• _RECORDS TO USE_

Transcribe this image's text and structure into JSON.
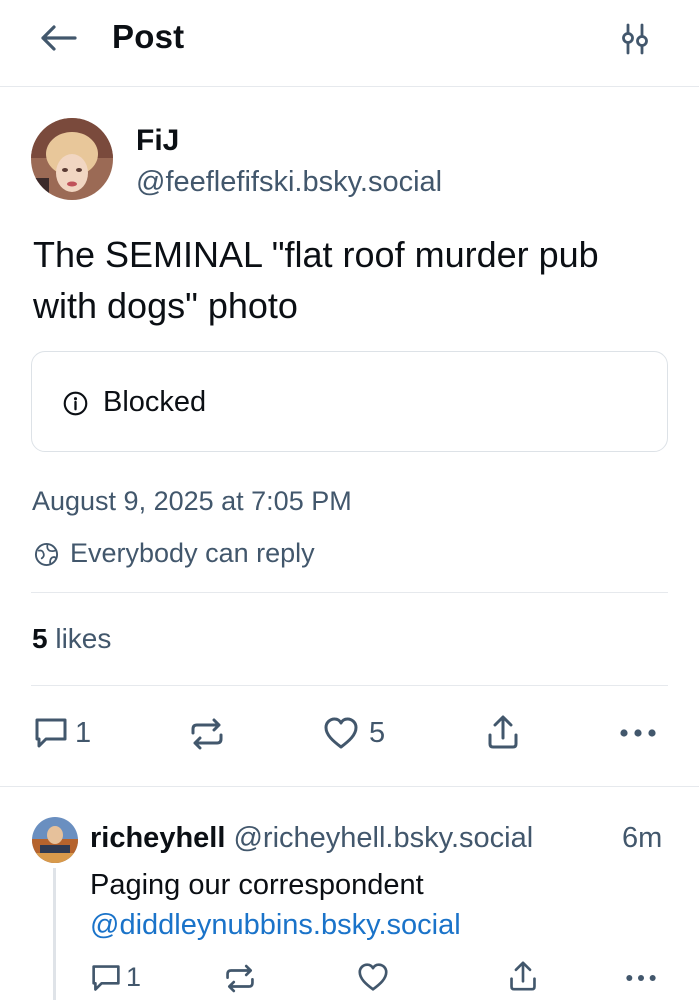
{
  "header": {
    "title": "Post",
    "back_icon": "arrow-left-icon",
    "settings_icon": "sliders-icon"
  },
  "post": {
    "author_name": "FiJ",
    "author_handle": "@feeflefifski.bsky.social",
    "text": "The SEMINAL \"flat roof murder pub with dogs\" photo",
    "embed_label": "Blocked",
    "date": "August 9, 2025 at 7:05 PM",
    "reply_setting": "Everybody can reply",
    "likes_count": "5",
    "likes_label": "likes",
    "actions": {
      "reply_count": "1",
      "like_count": "5"
    }
  },
  "reply": {
    "author_name": "richeyhell",
    "author_handle": "@richeyhell.bsky.social",
    "time": "6m",
    "text": "Paging our correspondent",
    "mention": "@diddleynubbins.bsky.social",
    "actions": {
      "reply_count": "1"
    }
  },
  "colors": {
    "text": "#0b0f14",
    "muted": "#42576c",
    "link": "#1a73c9",
    "border": "#e6e9ed"
  }
}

• _WHAT IS BEING ASKED_
Scan the material line by line and report each one that contains "icon".

• _EXPECTED OUTPUT_
    "back_icon": "arrow-left-icon",
    "settings_icon": "sliders-icon"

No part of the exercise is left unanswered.